Directive:
Copy out all lines that carry the word "центры".
━━━━━━━━━━
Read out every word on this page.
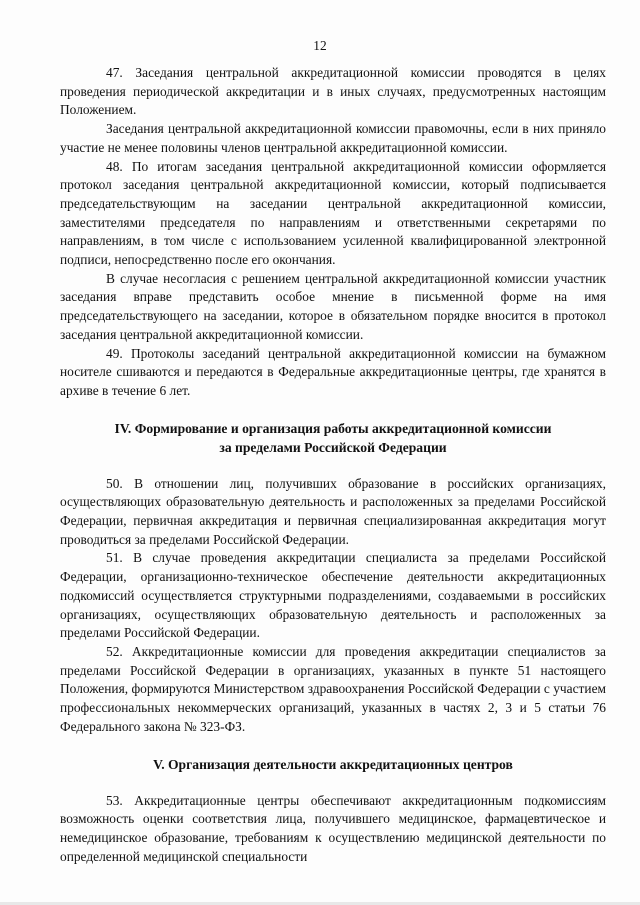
12

47. Заседания центральной аккредитационной комиссии проводятся в целях проведения периодической аккредитации и в иных случаях, предусмотренных настоящим Положением.

Заседания центральной аккредитационной комиссии правомочны, если в них приняло участие не менее половины членов центральной аккредитационной комиссии.

48. По итогам заседания центральной аккредитационной комиссии оформляется протокол заседания центральной аккредитационной комиссии, который подписывается председательствующим на заседании центральной аккредитационной комиссии, заместителями председателя по направлениям и ответственными секретарями по направлениям, в том числе с использованием усиленной квалифицированной электронной подписи, непосредственно после его окончания.

В случае несогласия с решением центральной аккредитационной комиссии участник заседания вправе представить особое мнение в письменной форме на имя председательствующего на заседании, которое в обязательном порядке вносится в протокол заседания центральной аккредитационной комиссии.

49. Протоколы заседаний центральной аккредитационной комиссии на бумажном носителе сшиваются и передаются в Федеральные аккредитационные центры, где хранятся в архиве в течение 6 лет.

IV. Формирование и организация работы аккредитационной комиссии
за пределами Российской Федерации

50. В отношении лиц, получивших образование в российских организациях, осуществляющих образовательную деятельность и расположенных за пределами Российской Федерации, первичная аккредитация и первичная специализированная аккредитация могут проводиться за пределами Российской Федерации.

51. В случае проведения аккредитации специалиста за пределами Российской Федерации, организационно-техническое обеспечение деятельности аккредитационных подкомиссий осуществляется структурными подразделениями, создаваемыми в российских организациях, осуществляющих образовательную деятельность и расположенных за пределами Российской Федерации.

52. Аккредитационные комиссии для проведения аккредитации специалистов за пределами Российской Федерации в организациях, указанных в пункте 51 настоящего Положения, формируются Министерством здравоохранения Российской Федерации с участием профессиональных некоммерческих организаций, указанных в частях 2, 3 и 5 статьи 76 Федерального закона № 323-ФЗ.

V. Организация деятельности аккредитационных центров

53. Аккредитационные центры обеспечивают аккредитационным подкомиссиям возможность оценки соответствия лица, получившего медицинское, фармацевтическое и немедицинское образование, требованиям к осуществлению медицинской деятельности по определенной медицинской специальности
━━━━━━━━━━
Task answer:
49. Протоколы заседаний центральной аккредитационной комиссии на бумажном носителе сшиваются и передаются в Федеральные аккредитационные центры, где хранятся в архиве в течение 6 лет.
53. Аккредитационные центры обеспечивают аккредитационным подкомиссиям возможность оценки соответствия лица, получившего медицинское, фармацевтическое и немедицинское образование, требованиям к осуществлению медицинской деятельности по определенной медицинской специальности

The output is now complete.